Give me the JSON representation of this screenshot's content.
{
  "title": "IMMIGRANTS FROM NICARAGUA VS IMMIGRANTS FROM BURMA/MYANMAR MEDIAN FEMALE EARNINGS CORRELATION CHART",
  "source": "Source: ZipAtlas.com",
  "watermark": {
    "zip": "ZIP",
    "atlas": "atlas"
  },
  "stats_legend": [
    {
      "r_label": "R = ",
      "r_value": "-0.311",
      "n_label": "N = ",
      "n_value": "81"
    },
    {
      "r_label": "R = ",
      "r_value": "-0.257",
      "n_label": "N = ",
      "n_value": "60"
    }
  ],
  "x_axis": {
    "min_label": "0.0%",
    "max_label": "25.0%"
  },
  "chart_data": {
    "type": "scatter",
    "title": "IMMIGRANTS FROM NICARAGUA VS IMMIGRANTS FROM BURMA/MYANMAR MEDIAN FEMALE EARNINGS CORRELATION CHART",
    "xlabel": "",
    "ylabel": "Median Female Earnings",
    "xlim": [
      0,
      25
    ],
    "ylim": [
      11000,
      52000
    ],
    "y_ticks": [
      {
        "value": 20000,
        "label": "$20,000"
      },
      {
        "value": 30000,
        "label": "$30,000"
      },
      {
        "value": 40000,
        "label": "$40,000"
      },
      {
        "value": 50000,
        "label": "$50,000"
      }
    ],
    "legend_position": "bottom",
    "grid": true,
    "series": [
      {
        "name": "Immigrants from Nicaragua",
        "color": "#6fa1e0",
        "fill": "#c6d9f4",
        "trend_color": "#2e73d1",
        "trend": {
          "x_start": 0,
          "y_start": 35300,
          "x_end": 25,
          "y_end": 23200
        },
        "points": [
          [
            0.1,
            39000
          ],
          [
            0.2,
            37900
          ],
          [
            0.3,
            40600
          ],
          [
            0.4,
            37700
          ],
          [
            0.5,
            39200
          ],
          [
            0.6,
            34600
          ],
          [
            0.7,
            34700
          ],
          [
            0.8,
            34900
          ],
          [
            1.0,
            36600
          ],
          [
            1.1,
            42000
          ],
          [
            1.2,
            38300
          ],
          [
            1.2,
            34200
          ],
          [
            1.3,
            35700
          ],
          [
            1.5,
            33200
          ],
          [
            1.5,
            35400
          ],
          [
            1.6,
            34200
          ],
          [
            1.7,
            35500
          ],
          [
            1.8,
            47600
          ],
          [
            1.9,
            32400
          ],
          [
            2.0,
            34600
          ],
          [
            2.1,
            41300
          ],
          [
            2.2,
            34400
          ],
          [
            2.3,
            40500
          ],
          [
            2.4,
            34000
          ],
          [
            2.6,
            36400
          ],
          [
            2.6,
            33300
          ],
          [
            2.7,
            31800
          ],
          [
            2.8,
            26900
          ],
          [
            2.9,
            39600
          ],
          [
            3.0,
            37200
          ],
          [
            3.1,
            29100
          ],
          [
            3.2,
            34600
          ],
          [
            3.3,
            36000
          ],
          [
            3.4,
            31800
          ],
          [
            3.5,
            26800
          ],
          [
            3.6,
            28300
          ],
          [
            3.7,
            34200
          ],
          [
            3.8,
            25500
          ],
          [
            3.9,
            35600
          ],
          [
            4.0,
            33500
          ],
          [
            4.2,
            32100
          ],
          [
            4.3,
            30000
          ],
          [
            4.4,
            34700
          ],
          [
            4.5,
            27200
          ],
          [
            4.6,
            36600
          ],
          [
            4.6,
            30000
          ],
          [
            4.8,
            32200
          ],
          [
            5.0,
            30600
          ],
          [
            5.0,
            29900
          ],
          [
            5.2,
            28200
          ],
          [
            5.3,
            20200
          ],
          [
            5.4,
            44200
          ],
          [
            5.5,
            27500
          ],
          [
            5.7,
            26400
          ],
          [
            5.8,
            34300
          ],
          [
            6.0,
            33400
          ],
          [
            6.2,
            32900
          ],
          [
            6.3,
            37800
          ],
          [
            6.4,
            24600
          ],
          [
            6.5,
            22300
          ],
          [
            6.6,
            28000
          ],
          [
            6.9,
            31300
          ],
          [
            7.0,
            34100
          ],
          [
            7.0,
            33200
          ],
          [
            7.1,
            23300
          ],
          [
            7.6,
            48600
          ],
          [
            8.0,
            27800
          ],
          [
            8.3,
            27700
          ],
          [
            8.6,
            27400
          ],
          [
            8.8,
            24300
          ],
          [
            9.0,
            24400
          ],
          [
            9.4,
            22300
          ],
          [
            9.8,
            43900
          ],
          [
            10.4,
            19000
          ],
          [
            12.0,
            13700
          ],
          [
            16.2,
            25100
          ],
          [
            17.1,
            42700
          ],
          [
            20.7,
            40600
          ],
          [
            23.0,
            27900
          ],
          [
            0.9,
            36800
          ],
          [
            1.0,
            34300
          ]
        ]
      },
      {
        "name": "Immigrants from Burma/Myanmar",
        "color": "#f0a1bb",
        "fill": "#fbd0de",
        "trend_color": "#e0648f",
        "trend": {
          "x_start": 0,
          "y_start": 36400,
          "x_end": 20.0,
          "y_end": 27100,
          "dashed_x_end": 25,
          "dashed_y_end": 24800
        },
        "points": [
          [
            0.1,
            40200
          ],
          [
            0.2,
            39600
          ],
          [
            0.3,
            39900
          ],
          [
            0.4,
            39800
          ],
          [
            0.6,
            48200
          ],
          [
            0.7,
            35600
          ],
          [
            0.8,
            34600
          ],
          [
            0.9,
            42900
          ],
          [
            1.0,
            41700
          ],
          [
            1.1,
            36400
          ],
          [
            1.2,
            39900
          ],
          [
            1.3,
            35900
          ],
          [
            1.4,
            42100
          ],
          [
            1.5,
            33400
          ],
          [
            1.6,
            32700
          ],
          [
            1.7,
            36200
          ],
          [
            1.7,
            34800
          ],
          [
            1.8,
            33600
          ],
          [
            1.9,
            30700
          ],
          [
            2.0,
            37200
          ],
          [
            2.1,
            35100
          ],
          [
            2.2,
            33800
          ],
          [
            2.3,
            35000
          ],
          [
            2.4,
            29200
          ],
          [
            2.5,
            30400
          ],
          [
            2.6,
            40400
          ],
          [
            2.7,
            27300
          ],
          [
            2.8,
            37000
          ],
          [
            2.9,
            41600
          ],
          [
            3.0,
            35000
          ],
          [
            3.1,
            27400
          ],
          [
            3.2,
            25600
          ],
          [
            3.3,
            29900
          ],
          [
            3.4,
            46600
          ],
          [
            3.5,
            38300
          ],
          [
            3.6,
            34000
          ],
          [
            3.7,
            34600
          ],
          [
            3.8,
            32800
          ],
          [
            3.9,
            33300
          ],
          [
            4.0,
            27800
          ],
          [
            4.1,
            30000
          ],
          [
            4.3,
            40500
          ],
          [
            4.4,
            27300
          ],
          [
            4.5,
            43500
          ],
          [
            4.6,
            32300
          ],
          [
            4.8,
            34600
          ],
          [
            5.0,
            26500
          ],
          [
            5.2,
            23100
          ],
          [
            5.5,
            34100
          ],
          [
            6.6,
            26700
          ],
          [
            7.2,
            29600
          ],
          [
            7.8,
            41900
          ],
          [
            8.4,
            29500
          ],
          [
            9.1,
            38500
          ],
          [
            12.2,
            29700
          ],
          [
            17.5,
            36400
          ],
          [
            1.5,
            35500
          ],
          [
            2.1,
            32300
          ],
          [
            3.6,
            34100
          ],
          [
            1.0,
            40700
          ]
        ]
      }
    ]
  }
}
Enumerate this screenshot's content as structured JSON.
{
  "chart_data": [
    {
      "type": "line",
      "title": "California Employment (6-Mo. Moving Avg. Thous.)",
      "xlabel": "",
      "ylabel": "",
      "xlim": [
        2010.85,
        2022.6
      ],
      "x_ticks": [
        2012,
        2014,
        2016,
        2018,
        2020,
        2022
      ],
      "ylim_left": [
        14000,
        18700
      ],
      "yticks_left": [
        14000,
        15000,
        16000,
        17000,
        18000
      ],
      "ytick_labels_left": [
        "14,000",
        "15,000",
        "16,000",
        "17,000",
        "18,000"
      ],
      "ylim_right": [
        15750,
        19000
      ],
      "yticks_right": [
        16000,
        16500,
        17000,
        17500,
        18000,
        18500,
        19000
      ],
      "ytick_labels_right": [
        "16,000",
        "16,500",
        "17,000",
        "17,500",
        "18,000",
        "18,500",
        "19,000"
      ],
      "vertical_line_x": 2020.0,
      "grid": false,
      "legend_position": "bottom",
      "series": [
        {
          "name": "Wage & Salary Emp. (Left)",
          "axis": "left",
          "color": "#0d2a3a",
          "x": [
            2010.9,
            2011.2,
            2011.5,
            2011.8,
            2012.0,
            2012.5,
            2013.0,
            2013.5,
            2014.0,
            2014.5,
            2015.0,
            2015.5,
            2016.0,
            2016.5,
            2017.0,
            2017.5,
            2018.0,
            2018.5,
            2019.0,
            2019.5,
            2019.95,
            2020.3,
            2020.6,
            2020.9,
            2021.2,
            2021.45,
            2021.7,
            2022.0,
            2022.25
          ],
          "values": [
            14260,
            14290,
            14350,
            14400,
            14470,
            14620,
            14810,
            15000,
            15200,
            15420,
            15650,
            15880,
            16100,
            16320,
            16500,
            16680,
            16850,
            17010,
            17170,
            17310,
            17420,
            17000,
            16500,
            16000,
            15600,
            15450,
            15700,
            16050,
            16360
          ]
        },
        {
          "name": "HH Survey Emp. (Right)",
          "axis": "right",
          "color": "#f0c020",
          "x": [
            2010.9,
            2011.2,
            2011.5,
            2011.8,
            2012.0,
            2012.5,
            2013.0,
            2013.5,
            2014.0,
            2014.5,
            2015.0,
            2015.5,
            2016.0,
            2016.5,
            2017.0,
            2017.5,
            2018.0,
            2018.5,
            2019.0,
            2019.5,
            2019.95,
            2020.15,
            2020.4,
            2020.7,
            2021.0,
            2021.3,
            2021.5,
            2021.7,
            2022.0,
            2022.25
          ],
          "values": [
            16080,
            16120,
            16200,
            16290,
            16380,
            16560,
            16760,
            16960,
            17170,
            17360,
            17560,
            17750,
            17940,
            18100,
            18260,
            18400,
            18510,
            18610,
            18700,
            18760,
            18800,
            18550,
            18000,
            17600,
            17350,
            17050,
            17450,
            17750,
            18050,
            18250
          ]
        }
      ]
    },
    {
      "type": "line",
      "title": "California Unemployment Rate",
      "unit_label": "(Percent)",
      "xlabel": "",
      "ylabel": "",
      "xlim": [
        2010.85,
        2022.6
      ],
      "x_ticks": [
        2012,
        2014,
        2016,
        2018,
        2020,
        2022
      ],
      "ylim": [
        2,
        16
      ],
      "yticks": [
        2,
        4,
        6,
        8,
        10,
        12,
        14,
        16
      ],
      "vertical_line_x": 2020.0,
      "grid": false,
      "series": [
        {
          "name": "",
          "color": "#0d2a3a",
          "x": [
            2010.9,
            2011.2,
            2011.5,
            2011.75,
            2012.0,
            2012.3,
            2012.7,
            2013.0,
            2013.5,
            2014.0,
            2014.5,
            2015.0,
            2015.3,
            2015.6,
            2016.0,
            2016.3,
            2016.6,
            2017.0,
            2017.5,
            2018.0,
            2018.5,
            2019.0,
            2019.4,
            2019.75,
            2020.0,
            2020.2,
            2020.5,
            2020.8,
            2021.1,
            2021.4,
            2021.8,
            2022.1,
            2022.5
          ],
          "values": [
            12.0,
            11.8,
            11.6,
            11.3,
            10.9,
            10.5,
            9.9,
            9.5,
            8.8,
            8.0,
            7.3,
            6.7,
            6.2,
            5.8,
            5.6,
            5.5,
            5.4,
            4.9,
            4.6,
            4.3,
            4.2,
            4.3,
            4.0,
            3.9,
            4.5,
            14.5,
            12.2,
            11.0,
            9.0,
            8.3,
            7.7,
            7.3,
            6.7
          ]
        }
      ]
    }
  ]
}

## Set problem
Search the data for "JSON". Copy every line that has it.

## Correct output
Give me the JSON representation of this screenshot's content.
Enumerate this screenshot's content as structured JSON.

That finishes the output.